> _Work required_: Tally the lines holding the string "Judy" and reply with that number alone.

* Start *

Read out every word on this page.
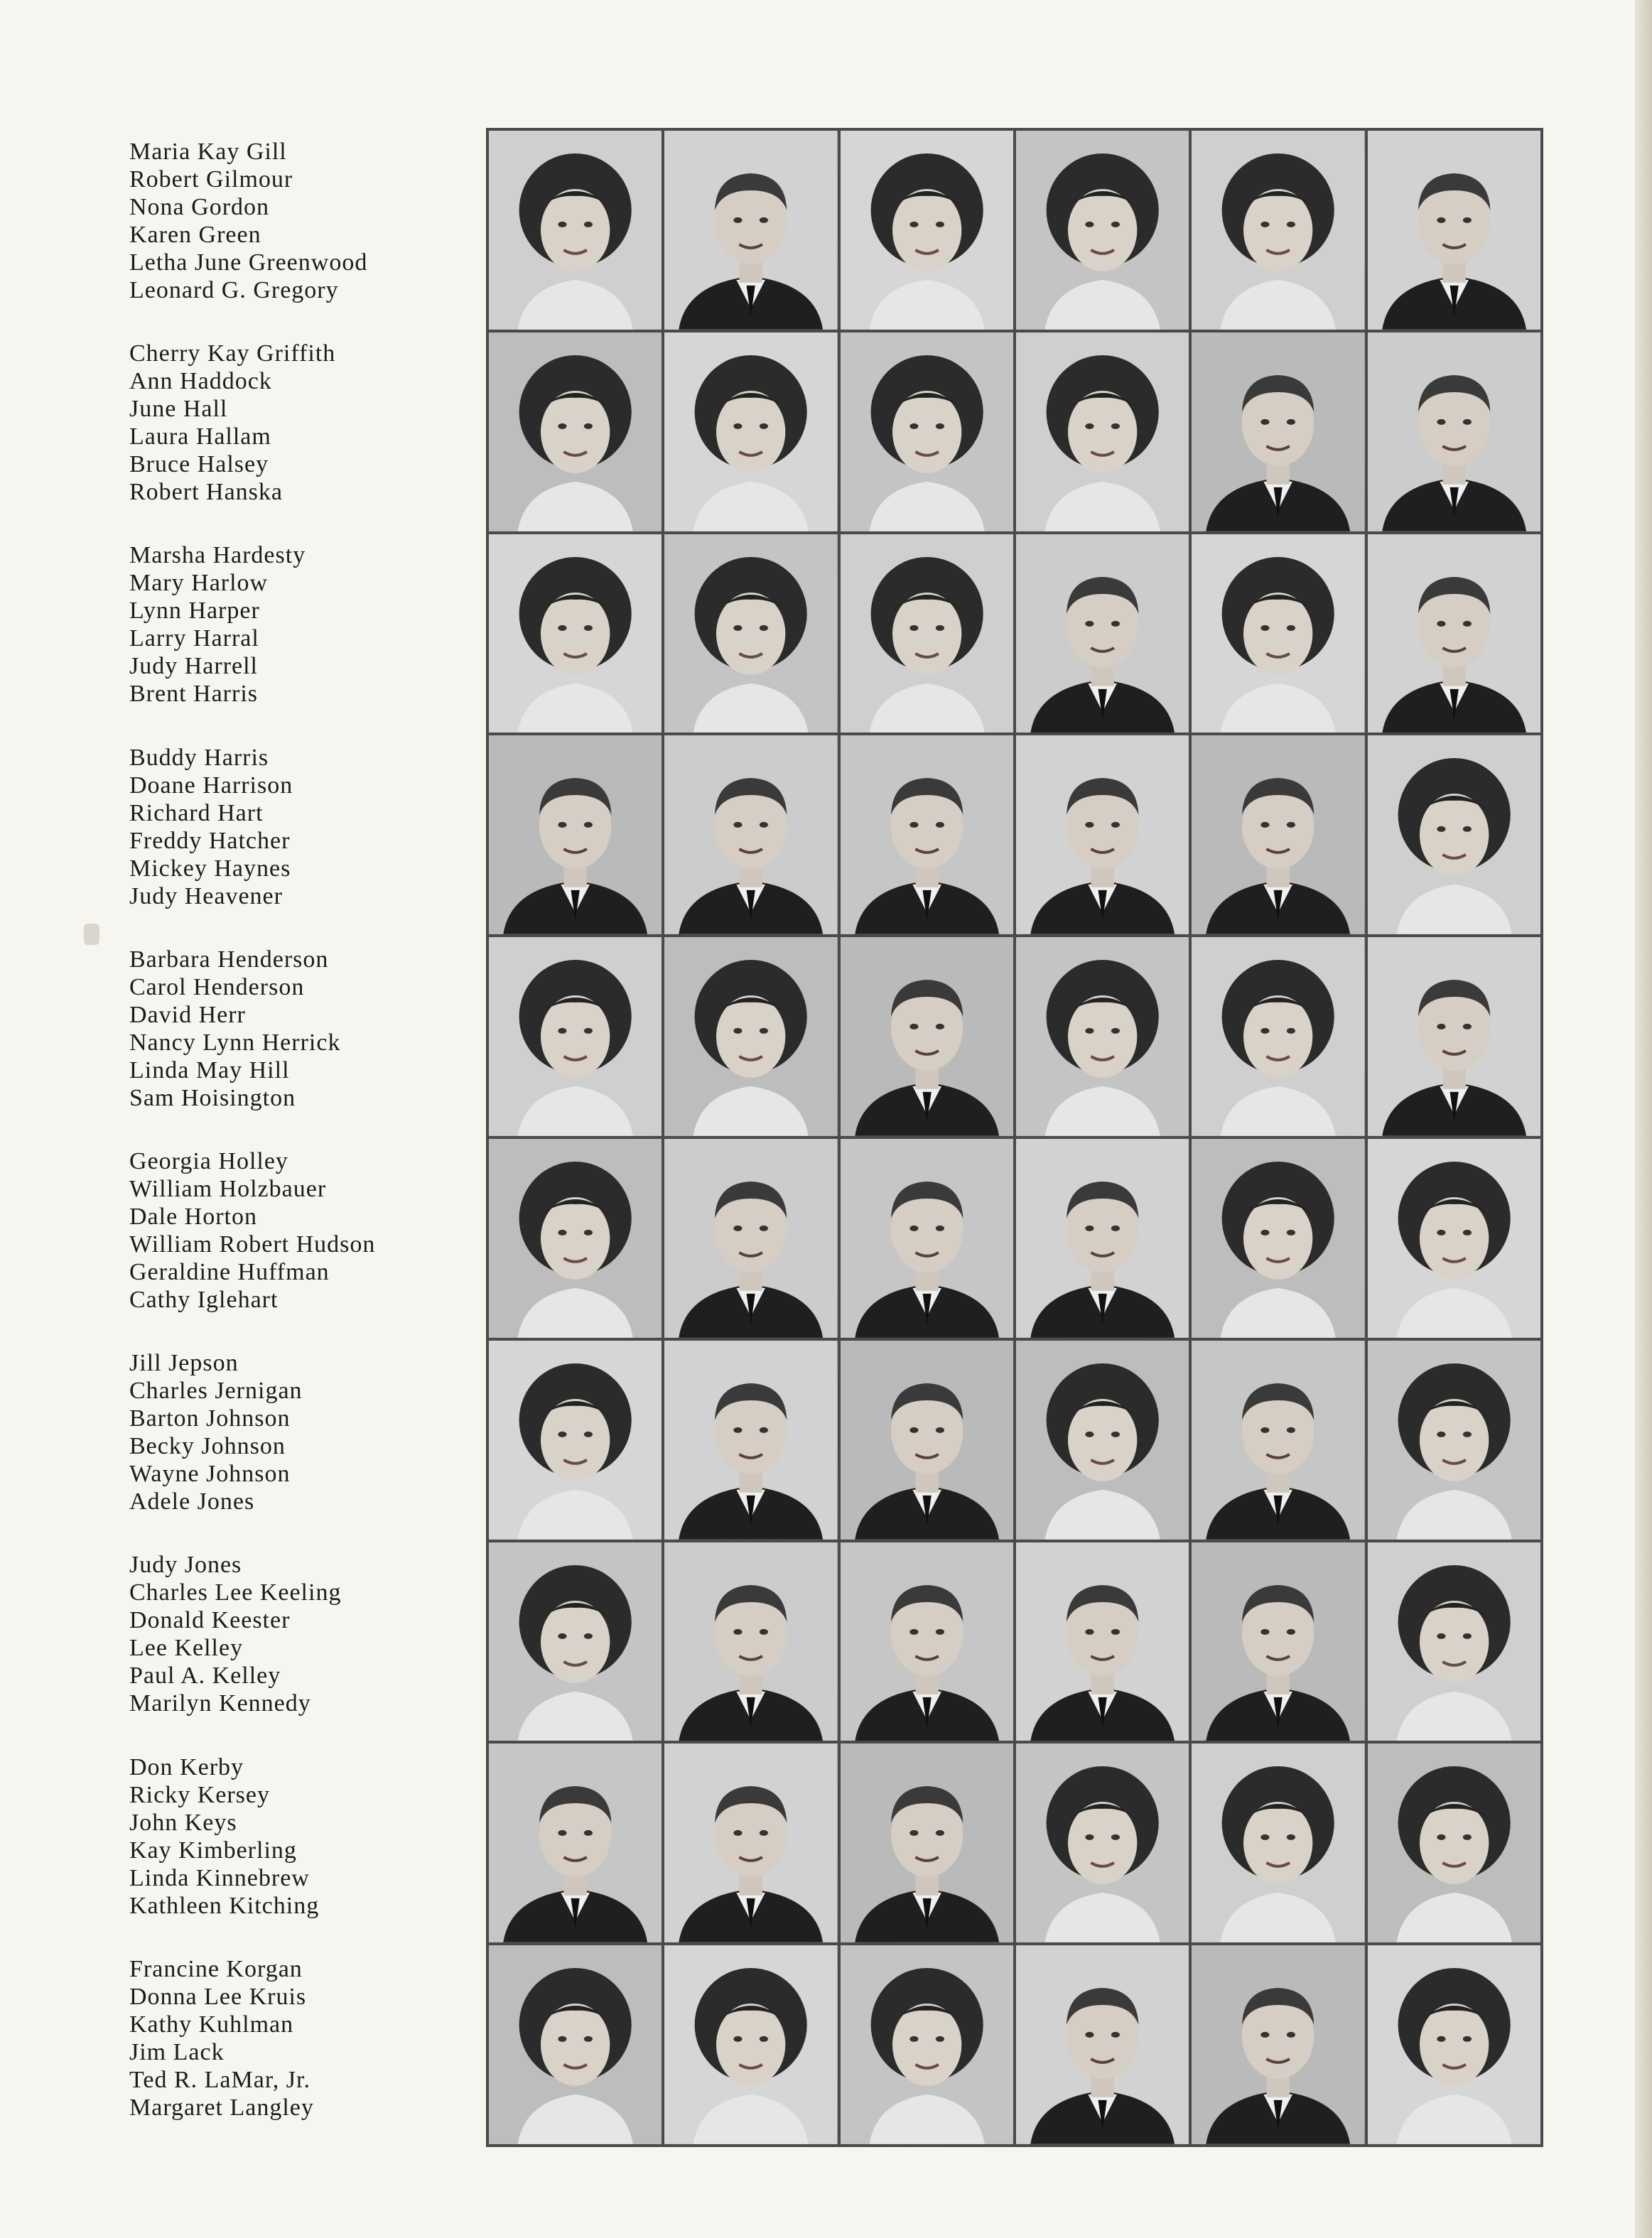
Maria Kay Gill
Robert Gilmour
Nona Gordon
Karen Green
Letha June Greenwood
Leonard G. Gregory
Cherry Kay Griffith
Ann Haddock
June Hall
Laura Hallam
Bruce Halsey
Robert Hanska
Marsha Hardesty
Mary Harlow
Lynn Harper
Larry Harral
Judy Harrell
Brent Harris
Buddy Harris
Doane Harrison
Richard Hart
Freddy Hatcher
Mickey Haynes
Judy Heavener
Barbara Henderson
Carol Henderson
David Herr
Nancy Lynn Herrick
Linda May Hill
Sam Hoisington
Georgia Holley
William Holzbauer
Dale Horton
William Robert Hudson
Geraldine Huffman
Cathy Iglehart
Jill Jepson
Charles Jernigan
Barton Johnson
Becky Johnson
Wayne Johnson
Adele Jones
Judy Jones
Charles Lee Keeling
Donald Keester
Lee Kelley
Paul A. Kelley
Marilyn Kennedy
Don Kerby
Ricky Kersey
John Keys
Kay Kimberling
Linda Kinnebrew
Kathleen Kitching
Francine Korgan
Donna Lee Kruis
Kathy Kuhlman
Jim Lack
Ted R. LaMar, Jr.
Margaret Langley
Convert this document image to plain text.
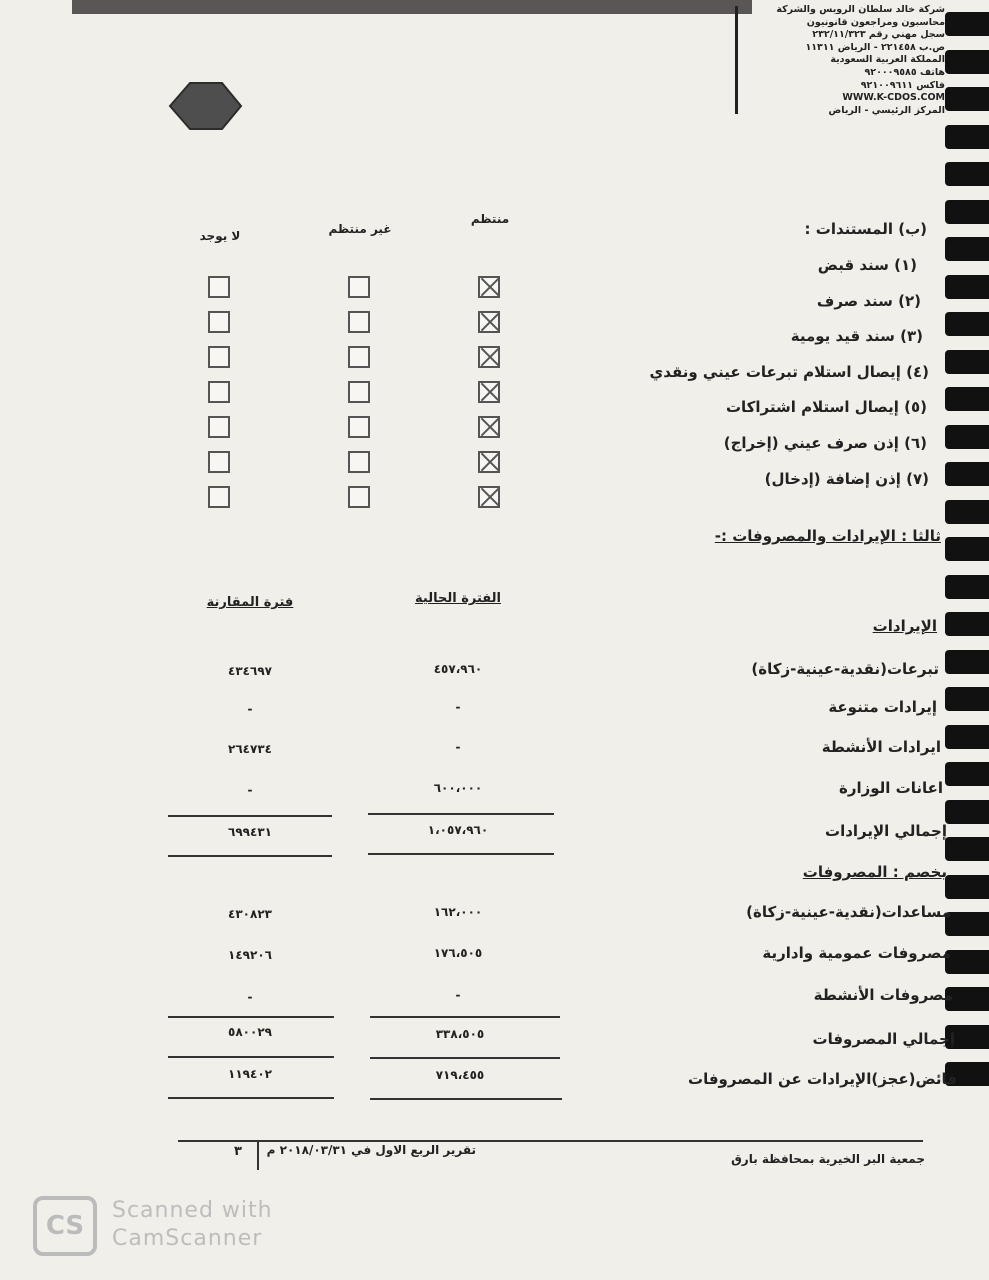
شركة خالد سلطان الرويس والشركة
محاسبون ومراجعون قانونيون
سجل مهني رقم ٢٣٢/١١/٣٢٣
ص.ب ٢٢١٤٥٨ - الرياض ١١٣١١
المملكة العربية السعودية
هاتف ٩٢٠٠٠٩٥٨٥
فاكس ٩٢١٠٠٩٦١١
WWW.K-CDOS.COM
المركز الرئيسي - الرياض
(ب) المستندات :
منتظم
غير منتظم
لا يوجد
(١) سند قبض
(٢) سند صرف
(٣) سند قيد يومية
(٤) إيصال استلام تبرعات عيني ونقدي
(٥) إيصال استلام اشتراكات
(٦) إذن صرف عيني (إخراج)
(٧) إذن إضافة (إدخال)
ثالثا : الإيرادات والمصروفات :-
الفترة الحالية
فترة المقارنة
الإيرادات
تبرعات(نقدية-عينية-زكاة)
٤٥٧،٩٦٠
٤٣٤٦٩٧
إيرادات متنوعة
-
-
ايرادات الأنشطة
-
٢٦٤٧٣٤
اعانات الوزارة
٦٠٠،٠٠٠
-
إجمالي الإيرادات
١،٠٥٧،٩٦٠
٦٩٩٤٣١
يخصم : المصروفات
مساعدات(نقدية-عينية-زكاة)
١٦٢،٠٠٠
٤٣٠٨٢٣
مصروفات عمومية وادارية
١٧٦،٥٠٥
١٤٩٢٠٦
مصروفات الأنشطة
-
-
إجمالي المصروفات
٣٣٨،٥٠٥
٥٨٠٠٢٩
فائض(عجز)الإيرادات عن المصروفات
٧١٩،٤٥٥
١١٩٤٠٢
جمعية البر الخيرية بمحافظة بارق
تقرير الربع الاول في ٢٠١٨/٠٣/٣١ م
٣
CS
Scanned with
CamScanner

* End *

> _Expected output_: 3